## Stated goal
Reply with one number only, the count of lines holding the string "What".

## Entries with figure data
**********

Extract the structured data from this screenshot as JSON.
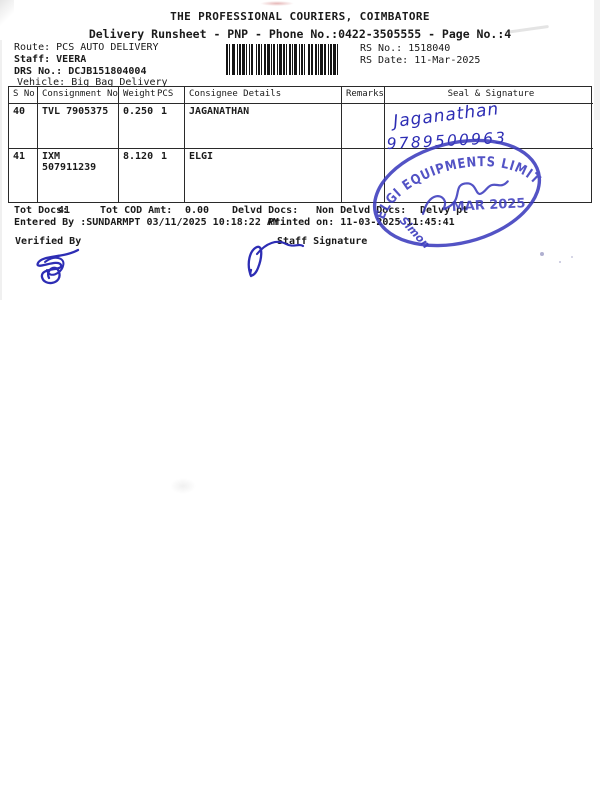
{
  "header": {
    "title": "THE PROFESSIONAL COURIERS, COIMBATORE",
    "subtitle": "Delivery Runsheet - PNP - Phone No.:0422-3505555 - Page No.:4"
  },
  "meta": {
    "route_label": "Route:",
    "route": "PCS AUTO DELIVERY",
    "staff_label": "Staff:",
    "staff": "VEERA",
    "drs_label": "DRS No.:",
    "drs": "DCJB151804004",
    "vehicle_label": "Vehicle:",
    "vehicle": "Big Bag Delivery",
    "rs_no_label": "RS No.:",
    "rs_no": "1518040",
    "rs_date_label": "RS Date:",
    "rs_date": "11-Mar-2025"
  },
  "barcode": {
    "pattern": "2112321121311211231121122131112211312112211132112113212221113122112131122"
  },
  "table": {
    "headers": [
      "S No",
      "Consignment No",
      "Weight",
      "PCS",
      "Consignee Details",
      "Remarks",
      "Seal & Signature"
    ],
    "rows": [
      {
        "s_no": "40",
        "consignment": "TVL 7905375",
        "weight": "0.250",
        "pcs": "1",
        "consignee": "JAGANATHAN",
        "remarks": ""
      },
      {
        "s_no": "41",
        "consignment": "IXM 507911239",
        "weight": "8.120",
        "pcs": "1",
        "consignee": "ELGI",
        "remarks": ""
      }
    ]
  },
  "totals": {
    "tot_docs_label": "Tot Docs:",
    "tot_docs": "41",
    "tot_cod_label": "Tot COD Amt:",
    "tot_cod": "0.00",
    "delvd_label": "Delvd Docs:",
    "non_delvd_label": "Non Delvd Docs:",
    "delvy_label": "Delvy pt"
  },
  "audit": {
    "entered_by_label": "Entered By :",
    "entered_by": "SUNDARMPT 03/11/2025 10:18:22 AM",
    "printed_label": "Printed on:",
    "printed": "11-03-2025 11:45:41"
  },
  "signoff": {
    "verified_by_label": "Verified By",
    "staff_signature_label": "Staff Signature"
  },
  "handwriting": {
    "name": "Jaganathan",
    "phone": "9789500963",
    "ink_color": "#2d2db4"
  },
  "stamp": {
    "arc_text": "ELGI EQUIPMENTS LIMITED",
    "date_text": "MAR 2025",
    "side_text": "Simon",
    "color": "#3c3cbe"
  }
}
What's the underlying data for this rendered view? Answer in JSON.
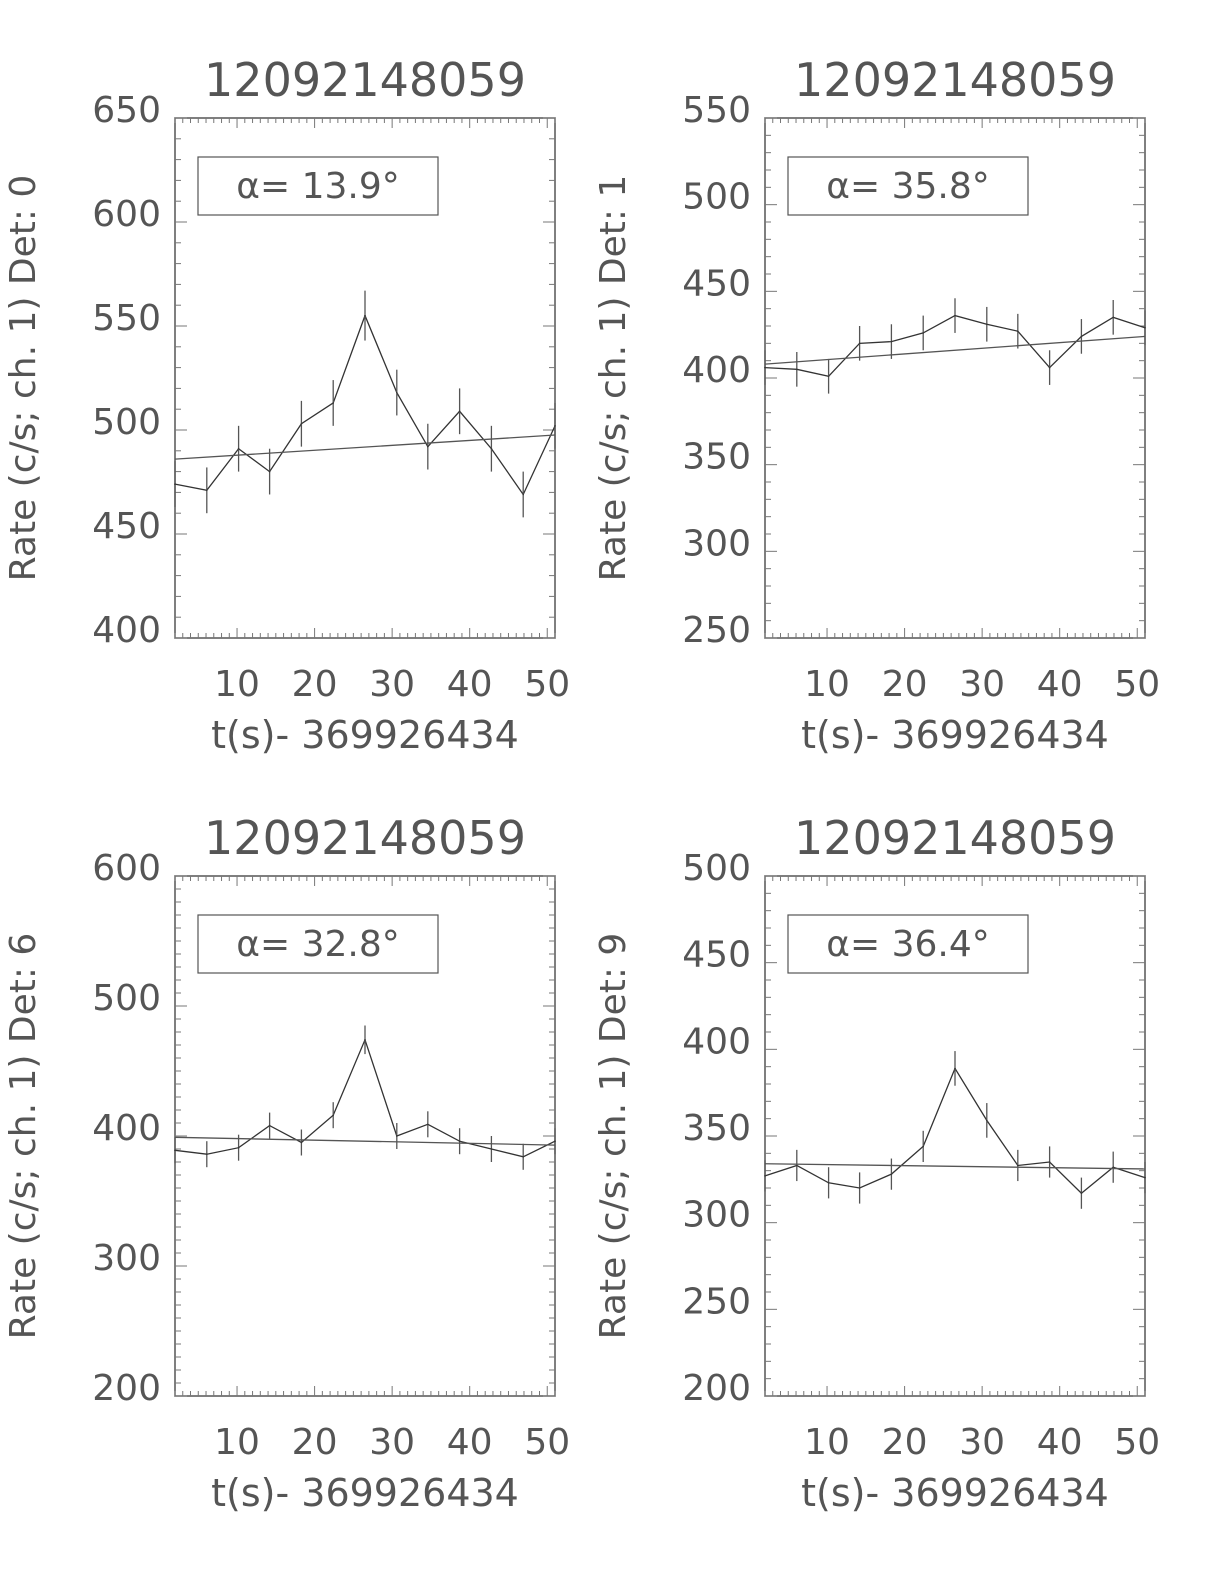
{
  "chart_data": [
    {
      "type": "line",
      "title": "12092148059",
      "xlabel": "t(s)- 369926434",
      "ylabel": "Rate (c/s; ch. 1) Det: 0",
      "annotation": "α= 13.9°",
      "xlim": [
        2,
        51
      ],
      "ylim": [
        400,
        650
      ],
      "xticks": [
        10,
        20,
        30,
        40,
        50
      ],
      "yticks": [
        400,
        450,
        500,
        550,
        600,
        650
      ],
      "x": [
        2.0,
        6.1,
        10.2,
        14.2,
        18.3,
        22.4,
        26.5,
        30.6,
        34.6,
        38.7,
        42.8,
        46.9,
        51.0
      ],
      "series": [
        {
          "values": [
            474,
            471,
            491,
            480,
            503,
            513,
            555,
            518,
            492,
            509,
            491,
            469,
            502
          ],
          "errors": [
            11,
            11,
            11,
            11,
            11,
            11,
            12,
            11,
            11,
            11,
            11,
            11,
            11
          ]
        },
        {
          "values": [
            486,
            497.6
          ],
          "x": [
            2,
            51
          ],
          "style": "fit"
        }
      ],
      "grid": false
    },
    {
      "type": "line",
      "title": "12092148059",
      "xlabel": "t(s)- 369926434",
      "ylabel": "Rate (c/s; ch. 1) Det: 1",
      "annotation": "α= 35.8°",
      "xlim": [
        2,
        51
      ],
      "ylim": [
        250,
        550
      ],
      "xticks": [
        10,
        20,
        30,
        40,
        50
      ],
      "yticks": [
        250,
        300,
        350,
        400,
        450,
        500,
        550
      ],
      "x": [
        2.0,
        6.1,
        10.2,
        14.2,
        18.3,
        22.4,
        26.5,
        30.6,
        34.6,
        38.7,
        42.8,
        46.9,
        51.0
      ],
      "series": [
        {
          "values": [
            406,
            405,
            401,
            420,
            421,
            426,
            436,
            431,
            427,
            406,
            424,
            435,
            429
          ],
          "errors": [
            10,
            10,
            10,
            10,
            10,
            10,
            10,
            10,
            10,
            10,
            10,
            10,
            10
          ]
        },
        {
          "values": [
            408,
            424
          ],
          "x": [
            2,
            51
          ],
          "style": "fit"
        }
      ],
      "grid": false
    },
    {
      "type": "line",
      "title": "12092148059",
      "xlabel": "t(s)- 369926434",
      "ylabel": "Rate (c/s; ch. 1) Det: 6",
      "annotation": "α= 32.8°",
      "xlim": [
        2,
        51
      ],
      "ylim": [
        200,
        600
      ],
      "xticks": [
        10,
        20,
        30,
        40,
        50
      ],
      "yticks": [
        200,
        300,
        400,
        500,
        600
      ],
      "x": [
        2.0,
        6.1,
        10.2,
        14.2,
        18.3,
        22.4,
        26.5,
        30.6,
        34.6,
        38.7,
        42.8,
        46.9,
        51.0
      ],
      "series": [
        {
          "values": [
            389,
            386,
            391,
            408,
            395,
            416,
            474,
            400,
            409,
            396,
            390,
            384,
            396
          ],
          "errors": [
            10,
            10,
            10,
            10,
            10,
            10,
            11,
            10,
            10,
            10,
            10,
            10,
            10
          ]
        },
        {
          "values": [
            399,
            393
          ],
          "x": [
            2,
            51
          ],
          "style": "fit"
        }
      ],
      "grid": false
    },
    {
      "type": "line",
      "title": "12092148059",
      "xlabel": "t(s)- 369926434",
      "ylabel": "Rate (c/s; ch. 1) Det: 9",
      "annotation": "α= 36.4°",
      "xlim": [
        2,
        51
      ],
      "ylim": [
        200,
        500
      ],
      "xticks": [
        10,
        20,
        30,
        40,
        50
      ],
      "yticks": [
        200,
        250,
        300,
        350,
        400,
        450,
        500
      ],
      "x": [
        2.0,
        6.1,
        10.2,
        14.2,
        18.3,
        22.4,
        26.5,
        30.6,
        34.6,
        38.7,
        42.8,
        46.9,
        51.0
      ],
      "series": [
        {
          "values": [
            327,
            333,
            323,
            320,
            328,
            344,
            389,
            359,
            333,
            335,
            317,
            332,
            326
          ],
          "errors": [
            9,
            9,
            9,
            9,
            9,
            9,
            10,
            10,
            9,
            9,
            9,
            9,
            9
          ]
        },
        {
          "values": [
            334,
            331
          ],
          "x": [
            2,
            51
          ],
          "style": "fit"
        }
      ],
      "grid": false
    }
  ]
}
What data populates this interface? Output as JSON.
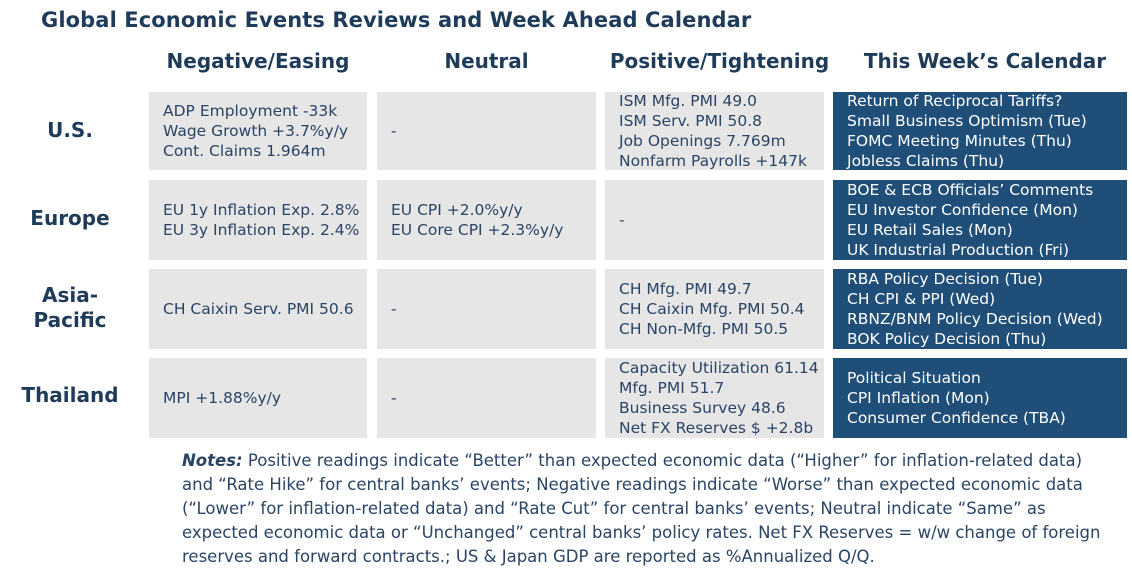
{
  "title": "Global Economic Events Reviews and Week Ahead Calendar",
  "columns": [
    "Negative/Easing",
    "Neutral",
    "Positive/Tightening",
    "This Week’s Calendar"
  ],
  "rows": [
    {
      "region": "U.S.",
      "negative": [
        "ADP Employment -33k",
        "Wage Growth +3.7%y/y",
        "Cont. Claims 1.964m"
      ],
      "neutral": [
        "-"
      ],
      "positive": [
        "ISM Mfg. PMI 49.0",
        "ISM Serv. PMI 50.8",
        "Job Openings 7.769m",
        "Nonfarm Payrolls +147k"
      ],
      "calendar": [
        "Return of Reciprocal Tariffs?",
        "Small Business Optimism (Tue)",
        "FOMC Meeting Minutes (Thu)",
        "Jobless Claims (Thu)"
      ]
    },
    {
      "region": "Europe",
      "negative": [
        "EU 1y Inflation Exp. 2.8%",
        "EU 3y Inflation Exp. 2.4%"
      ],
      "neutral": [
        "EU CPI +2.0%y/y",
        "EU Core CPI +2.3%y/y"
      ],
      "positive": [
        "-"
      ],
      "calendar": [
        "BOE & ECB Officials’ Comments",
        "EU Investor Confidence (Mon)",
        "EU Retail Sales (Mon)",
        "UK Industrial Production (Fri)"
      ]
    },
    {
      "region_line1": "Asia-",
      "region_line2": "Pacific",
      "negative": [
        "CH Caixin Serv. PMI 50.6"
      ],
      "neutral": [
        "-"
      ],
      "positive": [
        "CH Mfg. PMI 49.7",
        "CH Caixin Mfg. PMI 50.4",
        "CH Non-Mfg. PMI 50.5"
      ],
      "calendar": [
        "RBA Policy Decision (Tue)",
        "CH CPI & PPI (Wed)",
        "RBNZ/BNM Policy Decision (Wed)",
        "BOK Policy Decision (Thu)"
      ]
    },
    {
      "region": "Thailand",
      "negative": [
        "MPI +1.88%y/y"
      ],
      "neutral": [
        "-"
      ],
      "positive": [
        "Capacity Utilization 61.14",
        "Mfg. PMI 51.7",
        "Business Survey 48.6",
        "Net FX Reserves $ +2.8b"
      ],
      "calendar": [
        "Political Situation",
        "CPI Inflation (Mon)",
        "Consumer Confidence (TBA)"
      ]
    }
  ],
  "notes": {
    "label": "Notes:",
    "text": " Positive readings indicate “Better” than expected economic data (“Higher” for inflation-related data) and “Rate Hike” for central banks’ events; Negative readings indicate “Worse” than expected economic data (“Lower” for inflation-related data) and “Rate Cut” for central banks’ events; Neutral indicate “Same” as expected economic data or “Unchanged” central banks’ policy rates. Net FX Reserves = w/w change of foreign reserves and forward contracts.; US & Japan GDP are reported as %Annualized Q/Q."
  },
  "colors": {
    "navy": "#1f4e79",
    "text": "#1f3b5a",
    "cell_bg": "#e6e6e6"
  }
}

**********

## Correct result
2